3 compelling reasons to buy CSL shares today

medical asx share price represented by doctor giving thumbs up

CSL Ltd (ASX: CSL) shares have had a year to forget.

Shares in the S&P/ASX 200 Index (ASX: XJO) biotech giant closed down 1.0% on Friday, trading for $120.84 apiece.

That sees the stock down a painful 49.6% over the past 12 months, relative to the 6.4% gains posted by the benchmark index over this same time.

Now CSL does pay dividends twice yearly. But the $4.26 a share in unfranked dividends the biotech company paid out over the last year fall far short of making up for the steep capital losses.

At Friday’s close, CSL shares trade on a 3.5% unfranked trailing dividend yield.

Looking ahead, however, Mans Carlsson, a co-portfolio manager at Ausbil Investment Management, believes the ASX healthcare stock is well-placed for material recovery (courtesy of The Australian Financial Review).

Should you buy CSL shares today?

Noting that his fund is overweight CSL shares, Carlsson said:

CSL is a quality business and while the company has had its issues recently, the business ultimately benefits from strong underlying demand and has a leading position in its core plasma business.

The second reason Carlsson is bullish on the biotech stock is the recent leadership shakeup.

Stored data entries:
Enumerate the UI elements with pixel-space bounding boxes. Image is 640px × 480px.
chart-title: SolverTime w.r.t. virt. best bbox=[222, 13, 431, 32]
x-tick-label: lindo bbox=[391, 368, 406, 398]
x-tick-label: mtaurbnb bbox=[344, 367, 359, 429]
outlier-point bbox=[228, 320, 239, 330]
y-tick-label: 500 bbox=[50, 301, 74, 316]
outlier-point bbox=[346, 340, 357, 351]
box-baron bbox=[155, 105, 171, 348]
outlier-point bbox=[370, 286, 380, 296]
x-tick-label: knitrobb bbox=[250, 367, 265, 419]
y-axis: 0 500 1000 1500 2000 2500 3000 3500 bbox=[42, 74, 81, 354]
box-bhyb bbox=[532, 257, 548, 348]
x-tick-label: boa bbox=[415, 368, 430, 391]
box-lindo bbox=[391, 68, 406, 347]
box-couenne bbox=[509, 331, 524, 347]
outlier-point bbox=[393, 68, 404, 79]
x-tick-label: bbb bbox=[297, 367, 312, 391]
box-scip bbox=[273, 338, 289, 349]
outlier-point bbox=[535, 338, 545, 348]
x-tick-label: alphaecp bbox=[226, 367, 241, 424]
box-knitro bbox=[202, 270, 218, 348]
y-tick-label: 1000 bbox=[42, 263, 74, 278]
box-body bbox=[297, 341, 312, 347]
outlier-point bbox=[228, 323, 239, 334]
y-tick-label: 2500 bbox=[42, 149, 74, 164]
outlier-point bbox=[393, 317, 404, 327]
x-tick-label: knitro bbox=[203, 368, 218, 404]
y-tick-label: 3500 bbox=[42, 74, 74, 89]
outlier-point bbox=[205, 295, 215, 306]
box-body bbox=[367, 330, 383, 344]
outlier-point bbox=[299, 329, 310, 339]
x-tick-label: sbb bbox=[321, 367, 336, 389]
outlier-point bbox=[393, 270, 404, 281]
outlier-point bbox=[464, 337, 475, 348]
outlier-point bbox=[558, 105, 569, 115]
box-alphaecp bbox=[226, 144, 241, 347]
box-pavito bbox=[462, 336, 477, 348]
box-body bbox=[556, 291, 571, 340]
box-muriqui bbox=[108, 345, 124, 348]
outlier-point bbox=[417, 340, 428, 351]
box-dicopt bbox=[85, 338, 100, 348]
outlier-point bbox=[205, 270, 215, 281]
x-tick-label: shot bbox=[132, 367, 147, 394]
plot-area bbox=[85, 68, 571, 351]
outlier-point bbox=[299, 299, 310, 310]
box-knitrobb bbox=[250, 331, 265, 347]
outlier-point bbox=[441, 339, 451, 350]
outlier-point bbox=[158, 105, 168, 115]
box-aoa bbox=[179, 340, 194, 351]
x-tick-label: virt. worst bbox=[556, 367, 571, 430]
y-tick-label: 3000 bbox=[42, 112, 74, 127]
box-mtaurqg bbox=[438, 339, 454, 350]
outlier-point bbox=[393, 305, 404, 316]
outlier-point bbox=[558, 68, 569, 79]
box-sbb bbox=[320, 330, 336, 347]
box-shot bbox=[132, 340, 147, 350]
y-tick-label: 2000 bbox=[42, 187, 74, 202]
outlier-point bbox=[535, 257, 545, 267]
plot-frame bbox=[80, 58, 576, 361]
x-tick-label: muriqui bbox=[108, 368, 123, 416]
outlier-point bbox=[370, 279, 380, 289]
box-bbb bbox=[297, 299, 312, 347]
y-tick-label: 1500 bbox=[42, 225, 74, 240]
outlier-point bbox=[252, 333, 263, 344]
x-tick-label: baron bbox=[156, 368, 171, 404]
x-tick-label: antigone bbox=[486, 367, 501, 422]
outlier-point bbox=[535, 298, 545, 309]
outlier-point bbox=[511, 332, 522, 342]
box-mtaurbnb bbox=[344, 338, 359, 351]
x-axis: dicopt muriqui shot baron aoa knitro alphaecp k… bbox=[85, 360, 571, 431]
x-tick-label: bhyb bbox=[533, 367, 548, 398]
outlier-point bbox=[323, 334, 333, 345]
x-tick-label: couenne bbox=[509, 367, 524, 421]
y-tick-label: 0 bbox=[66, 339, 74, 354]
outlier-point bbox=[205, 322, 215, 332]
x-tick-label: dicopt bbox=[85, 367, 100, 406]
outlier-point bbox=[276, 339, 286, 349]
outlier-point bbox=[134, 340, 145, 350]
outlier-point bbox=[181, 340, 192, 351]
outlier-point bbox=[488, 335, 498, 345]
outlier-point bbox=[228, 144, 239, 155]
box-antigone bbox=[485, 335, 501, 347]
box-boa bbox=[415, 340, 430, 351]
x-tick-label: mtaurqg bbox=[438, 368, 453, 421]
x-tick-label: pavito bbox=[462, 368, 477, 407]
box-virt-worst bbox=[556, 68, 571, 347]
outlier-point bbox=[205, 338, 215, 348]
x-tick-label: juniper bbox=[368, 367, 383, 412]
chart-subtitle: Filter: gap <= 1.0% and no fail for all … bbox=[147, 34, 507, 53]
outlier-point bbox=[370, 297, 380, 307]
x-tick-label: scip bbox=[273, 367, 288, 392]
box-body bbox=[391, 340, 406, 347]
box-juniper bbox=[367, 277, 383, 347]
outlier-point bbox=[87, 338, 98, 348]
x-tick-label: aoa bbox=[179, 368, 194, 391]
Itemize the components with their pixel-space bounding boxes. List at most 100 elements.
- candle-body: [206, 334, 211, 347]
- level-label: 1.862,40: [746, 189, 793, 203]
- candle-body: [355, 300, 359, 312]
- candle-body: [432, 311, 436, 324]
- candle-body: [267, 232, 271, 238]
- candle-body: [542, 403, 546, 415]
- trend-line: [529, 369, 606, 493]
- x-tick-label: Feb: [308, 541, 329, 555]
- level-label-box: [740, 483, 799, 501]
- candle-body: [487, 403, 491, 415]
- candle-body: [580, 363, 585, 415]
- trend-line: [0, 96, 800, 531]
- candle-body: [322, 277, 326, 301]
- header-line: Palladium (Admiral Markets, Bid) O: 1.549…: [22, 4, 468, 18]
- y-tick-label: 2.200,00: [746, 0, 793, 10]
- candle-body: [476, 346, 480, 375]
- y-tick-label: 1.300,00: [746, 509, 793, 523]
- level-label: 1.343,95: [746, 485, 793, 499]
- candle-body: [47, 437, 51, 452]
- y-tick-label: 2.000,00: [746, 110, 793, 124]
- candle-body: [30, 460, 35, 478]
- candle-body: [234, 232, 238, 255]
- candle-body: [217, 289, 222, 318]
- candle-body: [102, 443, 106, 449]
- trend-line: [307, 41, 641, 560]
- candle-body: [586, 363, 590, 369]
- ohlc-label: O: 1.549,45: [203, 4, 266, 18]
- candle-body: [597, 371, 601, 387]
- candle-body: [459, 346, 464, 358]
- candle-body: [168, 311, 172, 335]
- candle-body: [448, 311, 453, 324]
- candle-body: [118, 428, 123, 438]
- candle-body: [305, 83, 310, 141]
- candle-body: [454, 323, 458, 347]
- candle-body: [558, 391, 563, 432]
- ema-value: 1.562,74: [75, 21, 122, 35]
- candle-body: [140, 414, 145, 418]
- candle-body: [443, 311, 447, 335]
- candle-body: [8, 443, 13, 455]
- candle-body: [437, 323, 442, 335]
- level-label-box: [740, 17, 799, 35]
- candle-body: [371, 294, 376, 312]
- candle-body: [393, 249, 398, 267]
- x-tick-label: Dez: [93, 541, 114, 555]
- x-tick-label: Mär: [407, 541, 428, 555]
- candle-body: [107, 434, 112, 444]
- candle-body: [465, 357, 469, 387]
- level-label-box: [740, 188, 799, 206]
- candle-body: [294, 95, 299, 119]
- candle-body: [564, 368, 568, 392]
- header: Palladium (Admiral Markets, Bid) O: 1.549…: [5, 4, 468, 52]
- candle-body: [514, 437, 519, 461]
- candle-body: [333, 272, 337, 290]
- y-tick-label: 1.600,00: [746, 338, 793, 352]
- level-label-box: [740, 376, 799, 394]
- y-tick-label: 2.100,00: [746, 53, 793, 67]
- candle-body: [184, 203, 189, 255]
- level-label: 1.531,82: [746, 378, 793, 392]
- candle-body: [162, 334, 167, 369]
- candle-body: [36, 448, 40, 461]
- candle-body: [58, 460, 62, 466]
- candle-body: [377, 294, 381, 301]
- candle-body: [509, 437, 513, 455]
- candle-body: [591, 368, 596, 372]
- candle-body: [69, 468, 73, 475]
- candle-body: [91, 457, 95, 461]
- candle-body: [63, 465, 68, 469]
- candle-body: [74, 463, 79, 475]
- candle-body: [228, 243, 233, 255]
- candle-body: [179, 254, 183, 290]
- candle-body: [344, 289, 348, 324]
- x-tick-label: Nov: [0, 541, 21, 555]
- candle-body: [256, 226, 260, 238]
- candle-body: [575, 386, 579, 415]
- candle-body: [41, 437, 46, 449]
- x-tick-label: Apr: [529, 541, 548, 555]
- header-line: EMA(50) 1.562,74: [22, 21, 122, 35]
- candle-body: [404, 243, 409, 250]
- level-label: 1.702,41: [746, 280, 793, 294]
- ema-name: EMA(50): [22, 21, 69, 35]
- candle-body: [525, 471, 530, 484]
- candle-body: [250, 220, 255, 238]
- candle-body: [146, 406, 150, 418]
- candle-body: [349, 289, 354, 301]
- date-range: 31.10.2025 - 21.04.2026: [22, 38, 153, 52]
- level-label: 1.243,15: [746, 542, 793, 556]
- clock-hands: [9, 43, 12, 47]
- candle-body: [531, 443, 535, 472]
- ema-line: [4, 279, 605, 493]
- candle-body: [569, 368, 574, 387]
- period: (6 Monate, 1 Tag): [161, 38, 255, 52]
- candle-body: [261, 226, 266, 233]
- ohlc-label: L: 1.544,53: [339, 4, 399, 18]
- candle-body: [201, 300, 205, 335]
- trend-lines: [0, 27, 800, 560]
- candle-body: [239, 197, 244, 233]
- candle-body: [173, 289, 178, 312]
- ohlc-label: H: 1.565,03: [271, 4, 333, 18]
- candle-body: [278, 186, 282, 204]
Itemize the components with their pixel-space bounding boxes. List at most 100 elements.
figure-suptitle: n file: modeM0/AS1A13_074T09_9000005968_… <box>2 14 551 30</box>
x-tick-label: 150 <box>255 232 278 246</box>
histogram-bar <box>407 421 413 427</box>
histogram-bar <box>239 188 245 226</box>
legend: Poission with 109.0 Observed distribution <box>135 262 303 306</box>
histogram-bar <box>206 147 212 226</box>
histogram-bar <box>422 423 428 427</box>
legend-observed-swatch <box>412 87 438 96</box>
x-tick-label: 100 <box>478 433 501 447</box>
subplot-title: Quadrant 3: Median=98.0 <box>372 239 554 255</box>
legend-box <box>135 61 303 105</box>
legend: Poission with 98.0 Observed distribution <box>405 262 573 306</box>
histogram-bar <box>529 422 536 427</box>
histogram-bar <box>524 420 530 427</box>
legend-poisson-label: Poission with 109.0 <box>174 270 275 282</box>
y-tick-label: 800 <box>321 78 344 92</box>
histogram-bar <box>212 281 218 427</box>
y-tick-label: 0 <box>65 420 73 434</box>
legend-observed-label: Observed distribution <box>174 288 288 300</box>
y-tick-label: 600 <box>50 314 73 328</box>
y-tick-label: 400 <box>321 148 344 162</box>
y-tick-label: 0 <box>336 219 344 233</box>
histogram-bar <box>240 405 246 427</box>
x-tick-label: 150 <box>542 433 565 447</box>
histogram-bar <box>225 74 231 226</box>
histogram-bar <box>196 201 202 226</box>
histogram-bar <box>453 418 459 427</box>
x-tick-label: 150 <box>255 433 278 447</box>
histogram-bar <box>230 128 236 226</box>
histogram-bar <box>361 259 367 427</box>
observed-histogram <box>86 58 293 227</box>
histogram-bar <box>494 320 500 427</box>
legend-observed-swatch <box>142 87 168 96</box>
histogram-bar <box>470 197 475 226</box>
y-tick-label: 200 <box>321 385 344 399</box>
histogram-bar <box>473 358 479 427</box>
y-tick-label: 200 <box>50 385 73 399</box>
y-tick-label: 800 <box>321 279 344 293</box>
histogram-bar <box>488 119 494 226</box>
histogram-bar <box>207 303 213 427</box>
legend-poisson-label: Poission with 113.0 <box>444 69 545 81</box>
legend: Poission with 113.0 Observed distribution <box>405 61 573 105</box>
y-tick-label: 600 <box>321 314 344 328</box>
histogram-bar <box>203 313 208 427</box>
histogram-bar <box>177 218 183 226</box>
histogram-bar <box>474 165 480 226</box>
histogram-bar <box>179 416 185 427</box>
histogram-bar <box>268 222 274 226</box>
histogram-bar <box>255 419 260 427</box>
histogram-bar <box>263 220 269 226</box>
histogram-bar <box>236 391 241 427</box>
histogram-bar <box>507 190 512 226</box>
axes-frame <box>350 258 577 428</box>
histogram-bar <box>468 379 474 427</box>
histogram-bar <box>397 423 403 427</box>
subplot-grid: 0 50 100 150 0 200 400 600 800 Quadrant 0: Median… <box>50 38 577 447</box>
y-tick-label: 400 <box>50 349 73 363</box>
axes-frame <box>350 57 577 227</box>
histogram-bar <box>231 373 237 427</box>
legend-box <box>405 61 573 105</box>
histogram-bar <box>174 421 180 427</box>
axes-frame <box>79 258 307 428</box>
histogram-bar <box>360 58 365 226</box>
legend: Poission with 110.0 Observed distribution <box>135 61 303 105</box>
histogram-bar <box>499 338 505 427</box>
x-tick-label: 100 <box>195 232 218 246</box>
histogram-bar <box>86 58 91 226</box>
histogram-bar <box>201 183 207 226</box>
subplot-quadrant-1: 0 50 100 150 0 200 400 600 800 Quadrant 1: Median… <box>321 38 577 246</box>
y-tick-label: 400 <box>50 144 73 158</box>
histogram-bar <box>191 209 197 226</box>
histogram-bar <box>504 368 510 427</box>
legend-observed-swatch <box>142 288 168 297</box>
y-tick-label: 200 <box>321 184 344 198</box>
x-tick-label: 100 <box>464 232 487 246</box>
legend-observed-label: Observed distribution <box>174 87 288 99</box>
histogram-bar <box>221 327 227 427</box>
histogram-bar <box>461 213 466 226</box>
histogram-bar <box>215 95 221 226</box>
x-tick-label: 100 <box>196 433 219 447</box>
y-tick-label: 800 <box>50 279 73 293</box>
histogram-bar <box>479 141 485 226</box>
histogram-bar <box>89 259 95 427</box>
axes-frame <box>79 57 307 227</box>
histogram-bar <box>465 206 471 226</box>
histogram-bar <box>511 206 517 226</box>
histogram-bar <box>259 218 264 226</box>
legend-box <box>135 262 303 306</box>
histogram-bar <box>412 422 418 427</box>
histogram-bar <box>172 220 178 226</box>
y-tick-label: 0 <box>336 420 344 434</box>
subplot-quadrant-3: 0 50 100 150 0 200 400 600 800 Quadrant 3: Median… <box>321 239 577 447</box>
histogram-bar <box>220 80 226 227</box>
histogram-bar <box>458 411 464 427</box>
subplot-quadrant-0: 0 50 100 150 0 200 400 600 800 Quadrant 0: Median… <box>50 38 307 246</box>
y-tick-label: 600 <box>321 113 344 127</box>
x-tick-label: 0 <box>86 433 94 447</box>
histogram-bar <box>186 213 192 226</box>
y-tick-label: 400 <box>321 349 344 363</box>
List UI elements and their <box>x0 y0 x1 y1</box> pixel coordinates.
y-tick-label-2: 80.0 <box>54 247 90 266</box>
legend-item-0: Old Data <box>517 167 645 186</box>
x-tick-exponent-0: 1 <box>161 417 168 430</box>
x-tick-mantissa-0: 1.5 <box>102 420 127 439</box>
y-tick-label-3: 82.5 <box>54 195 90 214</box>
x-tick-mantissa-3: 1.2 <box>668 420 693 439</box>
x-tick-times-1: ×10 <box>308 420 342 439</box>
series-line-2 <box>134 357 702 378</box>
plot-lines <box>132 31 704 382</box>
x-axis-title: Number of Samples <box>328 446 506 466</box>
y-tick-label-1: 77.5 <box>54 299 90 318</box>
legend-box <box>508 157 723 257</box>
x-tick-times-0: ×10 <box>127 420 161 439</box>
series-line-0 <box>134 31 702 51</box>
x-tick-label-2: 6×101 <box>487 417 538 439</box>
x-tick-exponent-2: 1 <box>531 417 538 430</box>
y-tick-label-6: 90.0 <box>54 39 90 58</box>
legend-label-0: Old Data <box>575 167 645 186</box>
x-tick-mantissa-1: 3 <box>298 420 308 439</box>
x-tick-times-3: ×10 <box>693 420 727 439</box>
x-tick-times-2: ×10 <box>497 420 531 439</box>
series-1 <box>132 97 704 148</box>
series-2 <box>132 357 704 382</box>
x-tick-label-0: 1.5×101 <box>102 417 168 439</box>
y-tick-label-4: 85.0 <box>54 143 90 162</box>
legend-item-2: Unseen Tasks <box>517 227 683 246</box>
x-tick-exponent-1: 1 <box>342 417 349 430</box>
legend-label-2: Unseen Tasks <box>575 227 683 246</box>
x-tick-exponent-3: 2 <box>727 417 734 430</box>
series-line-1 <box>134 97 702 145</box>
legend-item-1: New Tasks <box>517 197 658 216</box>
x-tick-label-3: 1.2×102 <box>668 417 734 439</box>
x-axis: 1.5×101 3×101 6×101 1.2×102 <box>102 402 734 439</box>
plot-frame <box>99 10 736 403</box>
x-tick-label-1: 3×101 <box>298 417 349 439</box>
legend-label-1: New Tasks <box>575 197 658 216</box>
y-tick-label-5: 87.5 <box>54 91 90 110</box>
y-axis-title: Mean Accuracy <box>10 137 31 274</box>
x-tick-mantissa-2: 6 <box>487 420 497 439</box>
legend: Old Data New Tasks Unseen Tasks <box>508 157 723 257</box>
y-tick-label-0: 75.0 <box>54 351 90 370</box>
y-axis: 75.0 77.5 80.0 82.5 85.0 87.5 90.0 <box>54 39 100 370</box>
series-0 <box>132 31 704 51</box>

_Aim of the task_. Decide whether each statement agrees with the article on CSL shares, answering yes or no and quoting the words from the article that settle it: (a) CSL shares closed lower on Friday; (b) the benchmark index lost value over the past 12 months; (c) CSL pays dividends once a year. This material was drawn from a different source than the article.

_The answer_.
(a) Yes: "closed down 1.0% on Friday, trading for $120.84 apiece."
(b) No: "relative to the 6.4% gains posted by the benchmark index over this same time."
(c) No: "Now CSL does pay dividends twice yearly."